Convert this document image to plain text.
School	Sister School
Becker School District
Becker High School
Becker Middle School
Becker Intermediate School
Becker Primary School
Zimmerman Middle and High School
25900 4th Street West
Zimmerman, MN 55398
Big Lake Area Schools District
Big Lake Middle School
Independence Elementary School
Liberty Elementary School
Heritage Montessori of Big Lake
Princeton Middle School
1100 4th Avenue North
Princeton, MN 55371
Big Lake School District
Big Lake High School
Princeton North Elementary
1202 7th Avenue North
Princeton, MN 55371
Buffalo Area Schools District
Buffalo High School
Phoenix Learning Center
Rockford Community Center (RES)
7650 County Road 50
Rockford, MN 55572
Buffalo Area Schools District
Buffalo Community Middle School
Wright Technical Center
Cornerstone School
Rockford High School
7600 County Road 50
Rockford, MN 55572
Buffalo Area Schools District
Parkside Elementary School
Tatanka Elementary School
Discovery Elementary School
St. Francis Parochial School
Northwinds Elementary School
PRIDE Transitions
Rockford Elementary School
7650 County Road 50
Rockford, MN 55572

> **STATED PROBLEM**: List each line of the records that holds the string "Community".

> **EXERCISE OUTPUT**:
Rockford Community Center (RES)
Buffalo Community Middle School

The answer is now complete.